[Selected excerpt]
Start of Block

Collaging is immediate. It helped us but also the protagonists navigate what didn’t fit into a linear and spoken narrative. It moved us beyond linguistics and into something that felt more like real life – messy, emotional, in-between, shared. It showed time not as something to measure, but something to feel and act within.
In Wings, Clipped, the collage is both: in the film and of the film. The collages in the film are made by Muhammad and Achmed, the film itself is our filmmakers own collage. That line is important. Because this project wasn’t just about documenting something. It was about building something together. We brought the magazines, glue and camera – and of course our researcher’s eye through the camera –, while Muhammad and Achmed brought their imagination, meanings, emotions and humour. Through the process and action of tearing apart a certain image from a magazine it allows for reconstruction of a narrative and creates new possible understandings of their situations. In the end the film is a product of our interpretation. However, the interpretations by Muhammad and Achmed of their own collages are captured through the camera and microphones, partly also through the camera lens of a friend of Muhammad. The collages made in Sjælsmark that day can be seen as a chain of communication: from first encounters, to reflections, to interpretations and finally to recurring elements and symbolism in the film itself.

End of Block

[Tasks to perform]
a - Answer these questions using the passage on collaging in Wings, Clipped.
(i) According to the passage, how did collaging show time?
(ii) Who made the collages that appear in the film?
(iii) What did the filmmakers bring to the project?
b - From the passage on collaging in Wings, Clipped, translate this sentence into French: "In the end the film is a product of our interpretation."
c - Carry on the passage about collaging in Wings, Clipped from the point where it stops.

[Document understanding data]
Start of Block

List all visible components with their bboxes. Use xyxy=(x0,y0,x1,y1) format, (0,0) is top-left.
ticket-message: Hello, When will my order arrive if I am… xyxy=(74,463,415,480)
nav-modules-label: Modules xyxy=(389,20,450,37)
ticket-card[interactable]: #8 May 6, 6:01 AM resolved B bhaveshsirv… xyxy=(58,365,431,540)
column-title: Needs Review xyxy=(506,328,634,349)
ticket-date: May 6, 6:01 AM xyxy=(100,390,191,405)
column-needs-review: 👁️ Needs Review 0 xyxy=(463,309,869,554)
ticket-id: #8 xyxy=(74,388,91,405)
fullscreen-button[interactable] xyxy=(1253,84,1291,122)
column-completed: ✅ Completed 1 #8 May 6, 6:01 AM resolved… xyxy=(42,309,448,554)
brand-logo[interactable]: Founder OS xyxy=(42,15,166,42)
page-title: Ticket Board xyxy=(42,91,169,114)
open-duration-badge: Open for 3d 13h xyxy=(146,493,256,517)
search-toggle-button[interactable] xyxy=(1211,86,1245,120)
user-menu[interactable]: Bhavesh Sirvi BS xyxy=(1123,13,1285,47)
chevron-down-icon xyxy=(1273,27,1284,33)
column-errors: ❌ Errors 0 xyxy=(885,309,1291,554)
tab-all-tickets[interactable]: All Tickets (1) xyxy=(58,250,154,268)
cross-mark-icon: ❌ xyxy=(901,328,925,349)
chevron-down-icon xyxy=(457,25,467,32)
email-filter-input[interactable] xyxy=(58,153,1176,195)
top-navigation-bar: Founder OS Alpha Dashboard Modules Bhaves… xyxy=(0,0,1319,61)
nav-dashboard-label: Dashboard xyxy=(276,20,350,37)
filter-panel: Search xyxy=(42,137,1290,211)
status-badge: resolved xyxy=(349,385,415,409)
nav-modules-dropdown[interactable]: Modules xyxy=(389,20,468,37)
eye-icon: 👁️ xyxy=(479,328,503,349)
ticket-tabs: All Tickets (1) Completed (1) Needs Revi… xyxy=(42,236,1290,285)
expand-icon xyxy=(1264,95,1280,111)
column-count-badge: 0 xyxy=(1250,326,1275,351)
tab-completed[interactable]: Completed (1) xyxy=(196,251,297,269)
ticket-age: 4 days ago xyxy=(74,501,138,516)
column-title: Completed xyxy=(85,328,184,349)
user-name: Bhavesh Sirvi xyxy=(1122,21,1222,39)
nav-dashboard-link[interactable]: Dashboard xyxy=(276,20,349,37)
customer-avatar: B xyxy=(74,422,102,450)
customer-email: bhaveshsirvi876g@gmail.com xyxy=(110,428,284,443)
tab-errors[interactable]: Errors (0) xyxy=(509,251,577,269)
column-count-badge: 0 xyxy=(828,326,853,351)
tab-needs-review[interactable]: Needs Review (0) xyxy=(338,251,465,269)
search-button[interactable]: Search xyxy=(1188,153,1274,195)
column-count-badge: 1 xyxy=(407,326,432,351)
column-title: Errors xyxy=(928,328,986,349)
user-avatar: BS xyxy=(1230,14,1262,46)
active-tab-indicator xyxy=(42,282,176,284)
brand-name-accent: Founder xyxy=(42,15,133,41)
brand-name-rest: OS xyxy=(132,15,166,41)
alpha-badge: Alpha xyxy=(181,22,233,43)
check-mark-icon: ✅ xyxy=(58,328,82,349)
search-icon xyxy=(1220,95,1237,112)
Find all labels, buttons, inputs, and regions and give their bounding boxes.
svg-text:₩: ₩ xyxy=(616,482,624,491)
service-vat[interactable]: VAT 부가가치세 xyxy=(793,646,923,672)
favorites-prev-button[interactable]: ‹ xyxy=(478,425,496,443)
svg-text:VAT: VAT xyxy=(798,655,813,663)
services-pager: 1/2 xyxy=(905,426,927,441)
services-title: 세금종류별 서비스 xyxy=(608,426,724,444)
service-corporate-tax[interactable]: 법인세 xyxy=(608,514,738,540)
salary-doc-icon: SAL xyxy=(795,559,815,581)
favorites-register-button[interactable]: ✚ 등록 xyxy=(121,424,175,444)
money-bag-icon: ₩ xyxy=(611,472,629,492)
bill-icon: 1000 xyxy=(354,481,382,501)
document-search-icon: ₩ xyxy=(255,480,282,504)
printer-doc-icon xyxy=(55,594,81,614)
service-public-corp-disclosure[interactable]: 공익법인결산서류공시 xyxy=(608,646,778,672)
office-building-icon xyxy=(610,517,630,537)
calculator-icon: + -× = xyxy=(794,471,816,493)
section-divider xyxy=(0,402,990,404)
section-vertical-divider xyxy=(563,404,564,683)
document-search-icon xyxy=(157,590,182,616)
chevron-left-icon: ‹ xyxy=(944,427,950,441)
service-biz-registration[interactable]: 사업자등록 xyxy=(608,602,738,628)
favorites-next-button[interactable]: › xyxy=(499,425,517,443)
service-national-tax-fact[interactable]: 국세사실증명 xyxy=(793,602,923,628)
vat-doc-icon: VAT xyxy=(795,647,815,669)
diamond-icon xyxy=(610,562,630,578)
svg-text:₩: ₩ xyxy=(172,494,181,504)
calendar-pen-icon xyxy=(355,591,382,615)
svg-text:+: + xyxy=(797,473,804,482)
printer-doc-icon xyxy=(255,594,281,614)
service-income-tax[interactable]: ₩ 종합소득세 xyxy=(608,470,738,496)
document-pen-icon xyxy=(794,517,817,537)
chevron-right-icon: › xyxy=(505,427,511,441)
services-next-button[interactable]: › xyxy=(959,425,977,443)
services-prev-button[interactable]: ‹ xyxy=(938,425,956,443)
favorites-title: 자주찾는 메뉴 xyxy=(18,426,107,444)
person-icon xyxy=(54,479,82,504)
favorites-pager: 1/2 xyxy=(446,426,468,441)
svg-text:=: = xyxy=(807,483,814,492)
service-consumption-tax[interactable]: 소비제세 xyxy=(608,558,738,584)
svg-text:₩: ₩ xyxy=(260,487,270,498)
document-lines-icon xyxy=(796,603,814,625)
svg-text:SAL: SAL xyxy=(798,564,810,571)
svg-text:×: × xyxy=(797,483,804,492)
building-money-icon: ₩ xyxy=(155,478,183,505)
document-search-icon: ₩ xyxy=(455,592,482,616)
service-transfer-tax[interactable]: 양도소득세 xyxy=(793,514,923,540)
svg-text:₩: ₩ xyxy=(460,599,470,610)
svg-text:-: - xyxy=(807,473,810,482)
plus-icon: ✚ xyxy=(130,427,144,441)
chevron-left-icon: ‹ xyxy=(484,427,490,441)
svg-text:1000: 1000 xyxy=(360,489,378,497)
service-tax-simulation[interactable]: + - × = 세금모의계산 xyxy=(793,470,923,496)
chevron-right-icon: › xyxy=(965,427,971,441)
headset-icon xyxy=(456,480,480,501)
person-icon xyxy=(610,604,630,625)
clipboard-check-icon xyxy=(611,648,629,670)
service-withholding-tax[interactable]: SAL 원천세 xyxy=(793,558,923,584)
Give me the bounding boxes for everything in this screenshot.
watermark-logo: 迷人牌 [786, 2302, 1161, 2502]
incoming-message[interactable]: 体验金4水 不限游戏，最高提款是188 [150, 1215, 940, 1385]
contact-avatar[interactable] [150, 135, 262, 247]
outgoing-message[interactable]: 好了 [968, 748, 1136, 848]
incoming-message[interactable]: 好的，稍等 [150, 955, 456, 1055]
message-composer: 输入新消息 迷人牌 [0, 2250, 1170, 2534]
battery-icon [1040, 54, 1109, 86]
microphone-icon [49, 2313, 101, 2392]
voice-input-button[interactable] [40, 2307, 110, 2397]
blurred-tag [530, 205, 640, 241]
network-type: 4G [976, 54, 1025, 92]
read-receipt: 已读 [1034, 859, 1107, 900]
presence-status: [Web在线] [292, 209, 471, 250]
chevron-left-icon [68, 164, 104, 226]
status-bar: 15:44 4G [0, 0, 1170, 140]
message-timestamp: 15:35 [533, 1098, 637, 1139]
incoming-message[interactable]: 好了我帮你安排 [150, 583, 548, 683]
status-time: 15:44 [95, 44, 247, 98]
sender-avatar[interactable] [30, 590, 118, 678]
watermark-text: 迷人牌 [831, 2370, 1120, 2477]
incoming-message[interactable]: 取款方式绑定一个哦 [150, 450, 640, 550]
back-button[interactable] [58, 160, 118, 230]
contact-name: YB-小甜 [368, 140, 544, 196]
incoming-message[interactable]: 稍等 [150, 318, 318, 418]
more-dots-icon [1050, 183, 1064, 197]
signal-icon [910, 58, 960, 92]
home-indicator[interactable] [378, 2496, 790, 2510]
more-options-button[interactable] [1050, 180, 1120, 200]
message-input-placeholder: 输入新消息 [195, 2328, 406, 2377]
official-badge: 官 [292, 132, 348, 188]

End of Block

[Responses in order]
a -
(i) Collaging showed time not as something to measure, but as something to feel and act within.
(ii) Muhammad and Achmed made the collages in the film.
(iii) The filmmakers brought the magazines, glue and camera, along with their researcher's eye through the camera.

b - En fin de compte, le film est le produit de notre interprétation.

c -
Collaging as a tool in IR can be valuable. It is a way to move beyond linguistics, an effort to build trust and to implement an eye-to-eye level of communication between the researchers and the subjects of research. Collaging brings emotions to life, portrays inner livelihoods that often go overlooked by traditional IR research. It can serve as an alternative method to collaboratively engage in research, to flatten hierarchies and to eventually take a step back from the pre-written Western, dehumanising and victimising narrative. To watch and learn from the protagonists’ collages, to accept that the researchers’ and filmmakers’ pre-formed ideas and inherent biases are not necessarily what the people most affected by the power dynamics in international politics feel, see and want.
Of course Wings, Clipped has its own limitations. The reflexive process could have been even more inclusive, for example through the inclusion of Muhammad and Achmed in the final editing process or through engaging FLINTA* asylum seekers from Sjælsmark in the collaging workshop. What can be concluded however is that collaging as a tool in IR is not only for kindergarteners, it is a tool to open space for an emotional exchange of inner thoughts, dreams, hopes and fears that are embedded in the discriminative nature of Western migration management – and therefore crucial to examine sensitively from an IR perspective and through a documentary camera lens.